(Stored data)

──────────

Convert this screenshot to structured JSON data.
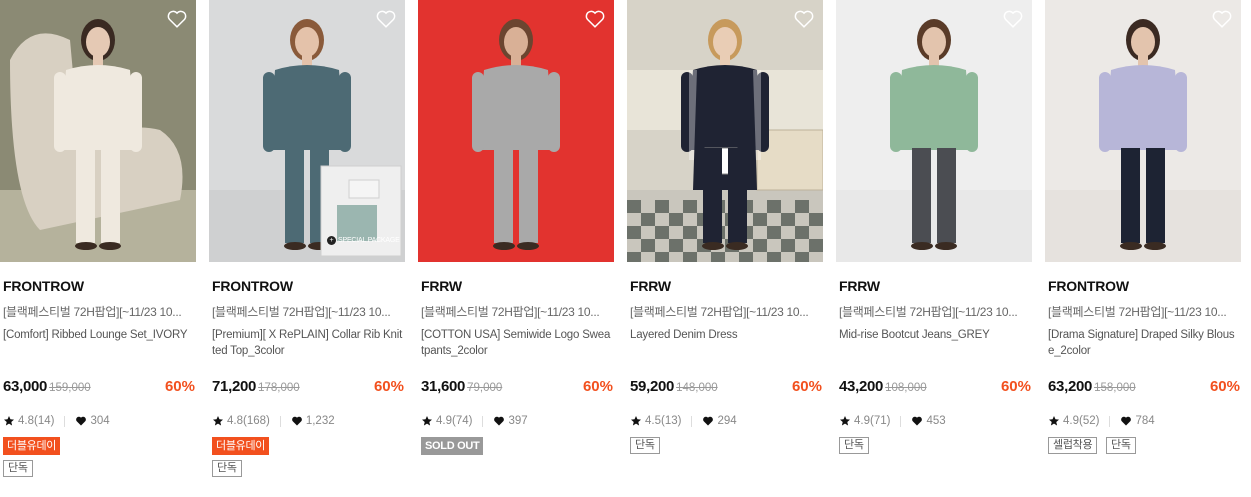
{
  "products": [
    {
      "brand": "FRONTROW",
      "promo": "[블랙페스티벌 72H팝업][~11/23 10...",
      "name": "[Comfort] Ribbed Lounge Set_IVORY",
      "price": "63,000",
      "original_price": "159,000",
      "discount": "60%",
      "rating": "4.8(14)",
      "likes": "304",
      "badge": "더블유데이",
      "badge_style": "orange",
      "tags": [
        "단독"
      ],
      "image_label": "",
      "colors": {
        "bg": "#8b8a74",
        "floor": "#b5b29c",
        "garment": "#efe9df",
        "skin": "#e5c9b4",
        "hair": "#3a2a22",
        "extra": "#d8d0c2"
      }
    },
    {
      "brand": "FRONTROW",
      "promo": "[블랙페스티벌 72H팝업][~11/23 10...",
      "name": "[Premium][ X RePLAIN] Collar Rib Knitted Top_3color",
      "price": "71,200",
      "original_price": "178,000",
      "discount": "60%",
      "rating": "4.8(168)",
      "likes": "1,232",
      "badge": "더블유데이",
      "badge_style": "orange",
      "tags": [
        "단독"
      ],
      "image_label": "SPECIAL PACKAGE",
      "colors": {
        "bg": "#d9dadb",
        "floor": "#cfd0d1",
        "garment": "#4d6a74",
        "skin": "#e4c2aa",
        "hair": "#8a5a3a",
        "extra": "#4d6a74"
      }
    },
    {
      "brand": "FRRW",
      "promo": "[블랙페스티벌 72H팝업][~11/23 10...",
      "name": "[COTTON USA] Semiwide Logo Sweatpants_2color",
      "price": "31,600",
      "original_price": "79,000",
      "discount": "60%",
      "rating": "4.9(74)",
      "likes": "397",
      "badge": "SOLD OUT",
      "badge_style": "grey",
      "tags": [],
      "image_label": "",
      "colors": {
        "bg": "#e2332f",
        "floor": "#e2332f",
        "garment": "#a9a9a9",
        "skin": "#d9b096",
        "hair": "#6b4530",
        "extra": "#e58bb4"
      }
    },
    {
      "brand": "FRRW",
      "promo": "[블랙페스티벌 72H팝업][~11/23 10...",
      "name": "Layered Denim Dress",
      "price": "59,200",
      "original_price": "148,000",
      "discount": "60%",
      "rating": "4.5(13)",
      "likes": "294",
      "badge": "",
      "badge_style": "",
      "tags": [
        "단독"
      ],
      "image_label": "",
      "colors": {
        "bg": "#d7d3c8",
        "floor": "#c9c6bd",
        "garment": "#1f2333",
        "skin": "#e9cdb5",
        "hair": "#c79a5c",
        "extra": "#ffffff"
      }
    },
    {
      "brand": "FRRW",
      "promo": "[블랙페스티벌 72H팝업][~11/23 10...",
      "name": "Mid-rise Bootcut Jeans_GREY",
      "price": "43,200",
      "original_price": "108,000",
      "discount": "60%",
      "rating": "4.9(71)",
      "likes": "453",
      "badge": "",
      "badge_style": "",
      "tags": [
        "단독"
      ],
      "image_label": "",
      "colors": {
        "bg": "#eeeeee",
        "floor": "#e8e8e8",
        "garment": "#8fb89a",
        "skin": "#e3c4ad",
        "hair": "#5a3b28",
        "extra": "#4b4d52"
      }
    },
    {
      "brand": "FRONTROW",
      "promo": "[블랙페스티벌 72H팝업][~11/23 10...",
      "name": "[Drama Signature] Draped Silky Blouse_2color",
      "price": "63,200",
      "original_price": "158,000",
      "discount": "60%",
      "rating": "4.9(52)",
      "likes": "784",
      "badge": "",
      "badge_style": "",
      "tags": [
        "셀럽착용",
        "단독"
      ],
      "image_label": "",
      "colors": {
        "bg": "#ece9e6",
        "floor": "#e6e2de",
        "garment": "#b7b6d8",
        "skin": "#e3c4ad",
        "hair": "#3b2a22",
        "extra": "#1d2333"
      }
    }
  ],
  "icons": {
    "heart": "heart-outline-icon",
    "star": "star-icon",
    "like": "heart-filled-icon"
  },
  "accent": "#f2501e"
}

──────────

> EXERCISE
Copy each line above precisely, dropping the pictures.

> TASK ANSWER
Convert this screenshot to structured JSON data.
{
  "products": [
    {
      "brand": "FRONTROW",
      "promo": "[블랙페스티벌 72H팝업][~11/23 10...",
      "name": "[Comfort] Ribbed Lounge Set_IVORY",
      "price": "63,000",
      "original_price": "159,000",
      "discount": "60%",
      "rating": "4.8(14)",
      "likes": "304",
      "badge": "더블유데이",
      "badge_style": "orange",
      "tags": [
        "단독"
      ],
      "image_label": "",
      "colors": {
        "bg": "#8b8a74",
        "floor": "#b5b29c",
        "garment": "#efe9df",
        "skin": "#e5c9b4",
        "hair": "#3a2a22",
        "extra": "#d8d0c2"
      }
    },
    {
      "brand": "FRONTROW",
      "promo": "[블랙페스티벌 72H팝업][~11/23 10...",
      "name": "[Premium][ X RePLAIN] Collar Rib Knitted Top_3color",
      "price": "71,200",
      "original_price": "178,000",
      "discount": "60%",
      "rating": "4.8(168)",
      "likes": "1,232",
      "badge": "더블유데이",
      "badge_style": "orange",
      "tags": [
        "단독"
      ],
      "image_label": "SPECIAL PACKAGE",
      "colors": {
        "bg": "#d9dadb",
        "floor": "#cfd0d1",
        "garment": "#4d6a74",
        "skin": "#e4c2aa",
        "hair": "#8a5a3a",
        "extra": "#4d6a74"
      }
    },
    {
      "brand": "FRRW",
      "promo": "[블랙페스티벌 72H팝업][~11/23 10...",
      "name": "[COTTON USA] Semiwide Logo Sweatpants_2color",
      "price": "31,600",
      "original_price": "79,000",
      "discount": "60%",
      "rating": "4.9(74)",
      "likes": "397",
      "badge": "SOLD OUT",
      "badge_style": "grey",
      "tags": [],
      "image_label": "",
      "colors": {
        "bg": "#e2332f",
        "floor": "#e2332f",
        "garment": "#a9a9a9",
        "skin": "#d9b096",
        "hair": "#6b4530",
        "extra": "#e58bb4"
      }
    },
    {
      "brand": "FRRW",
      "promo": "[블랙페스티벌 72H팝업][~11/23 10...",
      "name": "Layered Denim Dress",
      "price": "59,200",
      "original_price": "148,000",
      "discount": "60%",
      "rating": "4.5(13)",
      "likes": "294",
      "badge": "",
      "badge_style": "",
      "tags": [
        "단독"
      ],
      "image_label": "",
      "colors": {
        "bg": "#d7d3c8",
        "floor": "#c9c6bd",
        "garment": "#1f2333",
        "skin": "#e9cdb5",
        "hair": "#c79a5c",
        "extra": "#ffffff"
      }
    },
    {
      "brand": "FRRW",
      "promo": "[블랙페스티벌 72H팝업][~11/23 10...",
      "name": "Mid-rise Bootcut Jeans_GREY",
      "price": "43,200",
      "original_price": "108,000",
      "discount": "60%",
      "rating": "4.9(71)",
      "likes": "453",
      "badge": "",
      "badge_style": "",
      "tags": [
        "단독"
      ],
      "image_label": "",
      "colors": {
        "bg": "#eeeeee",
        "floor": "#e8e8e8",
        "garment": "#8fb89a",
        "skin": "#e3c4ad",
        "hair": "#5a3b28",
        "extra": "#4b4d52"
      }
    },
    {
      "brand": "FRONTROW",
      "promo": "[블랙페스티벌 72H팝업][~11/23 10...",
      "name": "[Drama Signature] Draped Silky Blouse_2color",
      "price": "63,200",
      "original_price": "158,000",
      "discount": "60%",
      "rating": "4.9(52)",
      "likes": "784",
      "badge": "",
      "badge_style": "",
      "tags": [
        "셀럽착용",
        "단독"
      ],
      "image_label": "",
      "colors": {
        "bg": "#ece9e6",
        "floor": "#e6e2de",
        "garment": "#b7b6d8",
        "skin": "#e3c4ad",
        "hair": "#3b2a22",
        "extra": "#1d2333"
      }
    }
  ],
  "icons": {
    "heart": "heart-outline-icon",
    "star": "star-icon",
    "like": "heart-filled-icon"
  },
  "accent": "#f2501e"
}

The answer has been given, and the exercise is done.